• [Goal]: Every record should be repeated exactly, except that pictures are left out.

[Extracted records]
________

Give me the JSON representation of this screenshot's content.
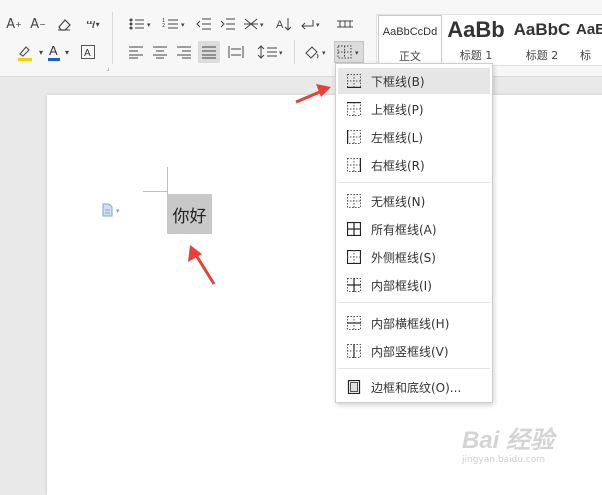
{
  "ribbon": {
    "styles": [
      {
        "sample": "AaBbCcDd",
        "name": "正文"
      },
      {
        "sample": "AaBb",
        "name": "标题 1"
      },
      {
        "sample": "AaBbC",
        "name": "标题 2"
      },
      {
        "sample": "AaBl",
        "name": "标"
      }
    ]
  },
  "document": {
    "cell_text": "你好"
  },
  "border_menu": {
    "items": [
      {
        "label": "下框线(B)",
        "icon": "border-bottom-icon"
      },
      {
        "label": "上框线(P)",
        "icon": "border-top-icon"
      },
      {
        "label": "左框线(L)",
        "icon": "border-left-icon"
      },
      {
        "label": "右框线(R)",
        "icon": "border-right-icon"
      },
      {
        "label": "无框线(N)",
        "icon": "border-none-icon"
      },
      {
        "label": "所有框线(A)",
        "icon": "border-all-icon"
      },
      {
        "label": "外侧框线(S)",
        "icon": "border-outside-icon"
      },
      {
        "label": "内部框线(I)",
        "icon": "border-inside-icon"
      },
      {
        "label": "内部横框线(H)",
        "icon": "border-inside-horizontal-icon"
      },
      {
        "label": "内部竖框线(V)",
        "icon": "border-inside-vertical-icon"
      },
      {
        "label": "边框和底纹(O)...",
        "icon": "borders-and-shading-icon"
      }
    ]
  },
  "watermark": {
    "logo": "Bai 经验",
    "url": "jingyan.baidu.com"
  },
  "colors": {
    "highlight": "#f5d000",
    "font_color": "#1e5bd7",
    "annotation_arrow": "#e8413a"
  }
}
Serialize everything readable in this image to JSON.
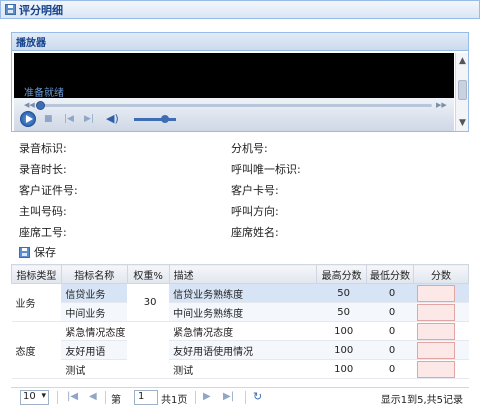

________

• [Answer to this exercise]:
Give me the JSON representation of this screenshot's content.
{
  "ribbon": {
    "styles": [
      {
        "sample": "AaBbCcDd",
        "name": "正文"
      },
      {
        "sample": "AaBb",
        "name": "标题 1"
      },
      {
        "sample": "AaBbC",
        "name": "标题 2"
      },
      {
        "sample": "AaBl",
        "name": "标"
      }
    ]
  },
  "document": {
    "cell_text": "你好"
  },
  "border_menu": {
    "items": [
      {
        "label": "下框线(B)",
        "icon": "border-bottom-icon"
      },
      {
        "label": "上框线(P)",
        "icon": "border-top-icon"
      },
      {
        "label": "左框线(L)",
        "icon": "border-left-icon"
      },
      {
        "label": "右框线(R)",
        "icon": "border-right-icon"
      },
      {
        "label": "无框线(N)",
        "icon": "border-none-icon"
      },
      {
        "label": "所有框线(A)",
        "icon": "border-all-icon"
      },
      {
        "label": "外侧框线(S)",
        "icon": "border-outside-icon"
      },
      {
        "label": "内部框线(I)",
        "icon": "border-inside-icon"
      },
      {
        "label": "内部横框线(H)",
        "icon": "border-inside-horizontal-icon"
      },
      {
        "label": "内部竖框线(V)",
        "icon": "border-inside-vertical-icon"
      },
      {
        "label": "边框和底纹(O)...",
        "icon": "borders-and-shading-icon"
      }
    ]
  },
  "watermark": {
    "logo": "Bai 经验",
    "url": "jingyan.baidu.com"
  },
  "colors": {
    "highlight": "#f5d000",
    "font_color": "#1e5bd7",
    "annotation_arrow": "#e8413a"
  }
}
Serialize everything readable in this image to JSON.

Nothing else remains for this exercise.